(Data items)
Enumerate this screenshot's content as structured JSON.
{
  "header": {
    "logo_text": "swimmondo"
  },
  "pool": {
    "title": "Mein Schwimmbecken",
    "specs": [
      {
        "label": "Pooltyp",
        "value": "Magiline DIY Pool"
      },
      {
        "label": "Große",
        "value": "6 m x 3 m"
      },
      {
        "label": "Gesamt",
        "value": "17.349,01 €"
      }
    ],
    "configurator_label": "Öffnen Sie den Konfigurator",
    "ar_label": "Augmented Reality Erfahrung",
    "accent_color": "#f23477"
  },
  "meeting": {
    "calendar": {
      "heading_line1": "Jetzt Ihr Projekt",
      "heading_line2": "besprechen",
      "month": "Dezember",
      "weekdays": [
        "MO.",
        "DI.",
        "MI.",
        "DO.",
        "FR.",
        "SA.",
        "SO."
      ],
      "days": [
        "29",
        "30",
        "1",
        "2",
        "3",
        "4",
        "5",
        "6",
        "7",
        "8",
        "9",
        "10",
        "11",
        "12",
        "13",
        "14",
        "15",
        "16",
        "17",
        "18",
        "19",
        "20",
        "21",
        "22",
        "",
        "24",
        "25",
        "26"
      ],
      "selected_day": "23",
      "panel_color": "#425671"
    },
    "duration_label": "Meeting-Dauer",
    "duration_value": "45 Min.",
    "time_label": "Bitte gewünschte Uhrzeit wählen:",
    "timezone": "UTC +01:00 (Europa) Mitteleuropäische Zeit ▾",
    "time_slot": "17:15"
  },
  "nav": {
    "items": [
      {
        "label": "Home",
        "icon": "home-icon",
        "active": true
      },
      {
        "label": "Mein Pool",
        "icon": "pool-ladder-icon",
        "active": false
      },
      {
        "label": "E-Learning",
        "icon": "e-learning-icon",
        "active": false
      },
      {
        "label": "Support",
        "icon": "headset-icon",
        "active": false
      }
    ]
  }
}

* Stated task *
The records above are to be repeated exactly, in their entirety.

* Answer in full *
Enumerate this screenshot's content as structured JSON.
{
  "header": {
    "logo_text": "swimmondo"
  },
  "pool": {
    "title": "Mein Schwimmbecken",
    "specs": [
      {
        "label": "Pooltyp",
        "value": "Magiline DIY Pool"
      },
      {
        "label": "Große",
        "value": "6 m x 3 m"
      },
      {
        "label": "Gesamt",
        "value": "17.349,01 €"
      }
    ],
    "configurator_label": "Öffnen Sie den Konfigurator",
    "ar_label": "Augmented Reality Erfahrung",
    "accent_color": "#f23477"
  },
  "meeting": {
    "calendar": {
      "heading_line1": "Jetzt Ihr Projekt",
      "heading_line2": "besprechen",
      "month": "Dezember",
      "weekdays": [
        "MO.",
        "DI.",
        "MI.",
        "DO.",
        "FR.",
        "SA.",
        "SO."
      ],
      "days": [
        "29",
        "30",
        "1",
        "2",
        "3",
        "4",
        "5",
        "6",
        "7",
        "8",
        "9",
        "10",
        "11",
        "12",
        "13",
        "14",
        "15",
        "16",
        "17",
        "18",
        "19",
        "20",
        "21",
        "22",
        "",
        "24",
        "25",
        "26"
      ],
      "selected_day": "23",
      "panel_color": "#425671"
    },
    "duration_label": "Meeting-Dauer",
    "duration_value": "45 Min.",
    "time_label": "Bitte gewünschte Uhrzeit wählen:",
    "timezone": "UTC +01:00 (Europa) Mitteleuropäische Zeit ▾",
    "time_slot": "17:15"
  },
  "nav": {
    "items": [
      {
        "label": "Home",
        "icon": "home-icon",
        "active": true
      },
      {
        "label": "Mein Pool",
        "icon": "pool-ladder-icon",
        "active": false
      },
      {
        "label": "E-Learning",
        "icon": "e-learning-icon",
        "active": false
      },
      {
        "label": "Support",
        "icon": "headset-icon",
        "active": false
      }
    ]
  }
}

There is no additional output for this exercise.